(Data records Opens)
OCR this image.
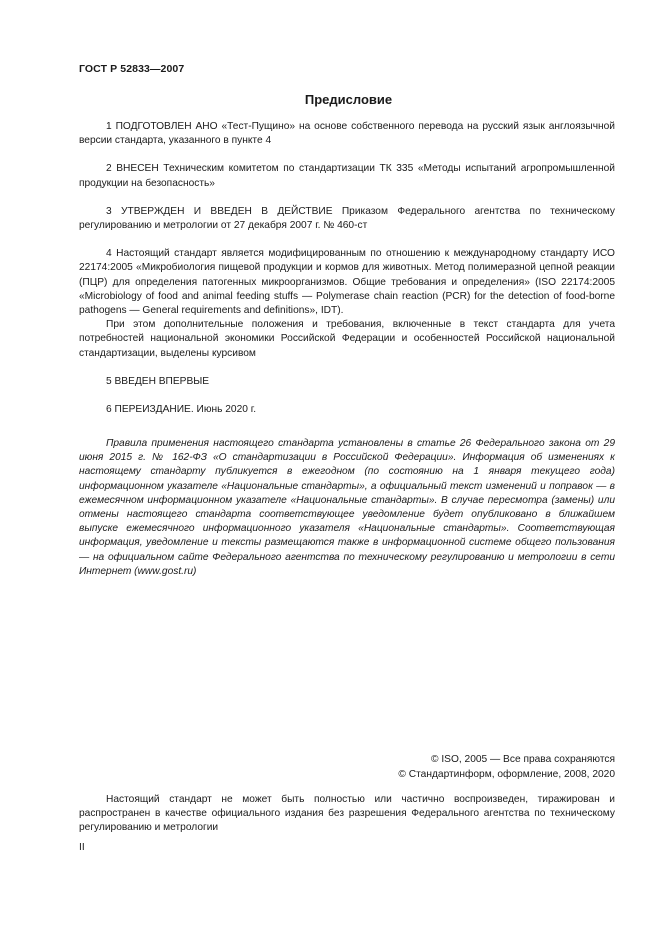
ГОСТ Р 52833—2007
Предисловие

1 ПОДГОТОВЛЕН АНО «Тест-Пущино» на основе собственного перевода на русский язык англоязычной версии стандарта, указанного в пункте 4

2 ВНЕСЕН Техническим комитетом по стандартизации ТК 335 «Методы испытаний агропромышленной продукции на безопасность»

3 УТВЕРЖДЕН И ВВЕДЕН В ДЕЙСТВИЕ Приказом Федерального агентства по техническому регулированию и метрологии от 27 декабря 2007 г. № 460-ст

4 Настоящий стандарт является модифицированным по отношению к международному стандарту ИСО 22174:2005 «Микробиология пищевой продукции и кормов для животных. Метод полимеразной цепной реакции (ПЦР) для определения патогенных микроорганизмов. Общие требования и определения» (ISO 22174:2005 «Microbiology of food and animal feeding stuffs — Polymerase chain reaction (PCR) for the detection of food-borne pathogens — General requirements and definitions», IDT).

При этом дополнительные положения и требования, включенные в текст стандарта для учета потребностей национальной экономики Российской Федерации и особенностей Российской национальной стандартизации, выделены курсивом

5 ВВЕДЕН ВПЕРВЫЕ

6 ПЕРЕИЗДАНИЕ. Июнь 2020 г.

Правила применения настоящего стандарта установлены в статье 26 Федерального закона от 29 июня 2015 г. № 162-ФЗ «О стандартизации в Российской Федерации». Информация об изменениях к настоящему стандарту публикуется в ежегодном (по состоянию на 1 января текущего года) информационном указателе «Национальные стандарты», а официальный текст изменений и поправок — в ежемесячном информационном указателе «Национальные стандарты». В случае пересмотра (замены) или отмены настоящего стандарта соответствующее уведомление будет опубликовано в ближайшем выпуске ежемесячного информационного указателя «Национальные стандарты». Соответствующая информация, уведомление и тексты размещаются также в информационной системе общего пользования — на официальном сайте Федерального агентства по техническому регулированию и метрологии в сети Интернет (www.gost.ru)
© ISO, 2005 — Все права сохраняются
© Стандартинформ, оформление, 2008, 2020
Настоящий стандарт не может быть полностью или частично воспроизведен, тиражирован и распространен в качестве официального издания без разрешения Федерального агентства по техническому регулированию и метрологии
II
(Data records Closes)
*Task directions*.
If a line in the records above has the word "метрологии", copy it out.

*Expected output*.
3 УТВЕРЖДЕН И ВВЕДЕН В ДЕЙСТВИЕ Приказом Федерального агентства по техническому регулированию и метрологии от 27 декабря 2007 г. № 460-ст
Правила применения настоящего стандарта установлены в статье 26 Федерального закона от 29 июня 2015 г. № 162-ФЗ «О стандартизации в Российской Федерации». Информация об изменениях к настоящему стандарту публикуется в ежегодном (по состоянию на 1 января текущего года) информационном указателе «Национальные стандарты», а официальный текст изменений и поправок — в ежемесячном информационном указателе «Национальные стандарты». В случае пересмотра (замены) или отмены настоящего стандарта соответствующее уведомление будет опубликовано в ближайшем выпуске ежемесячного информационного указателя «Национальные стандарты». Соответствующая информация, уведомление и тексты размещаются также в информационной системе общего пользования — на официальном сайте Федерального агентства по техническому регулированию и метрологии в сети Интернет (www.gost.ru)
Настоящий стандарт не может быть полностью или частично воспроизведен, тиражирован и распространен в качестве официального издания без разрешения Федерального агентства по техническому регулированию и метрологии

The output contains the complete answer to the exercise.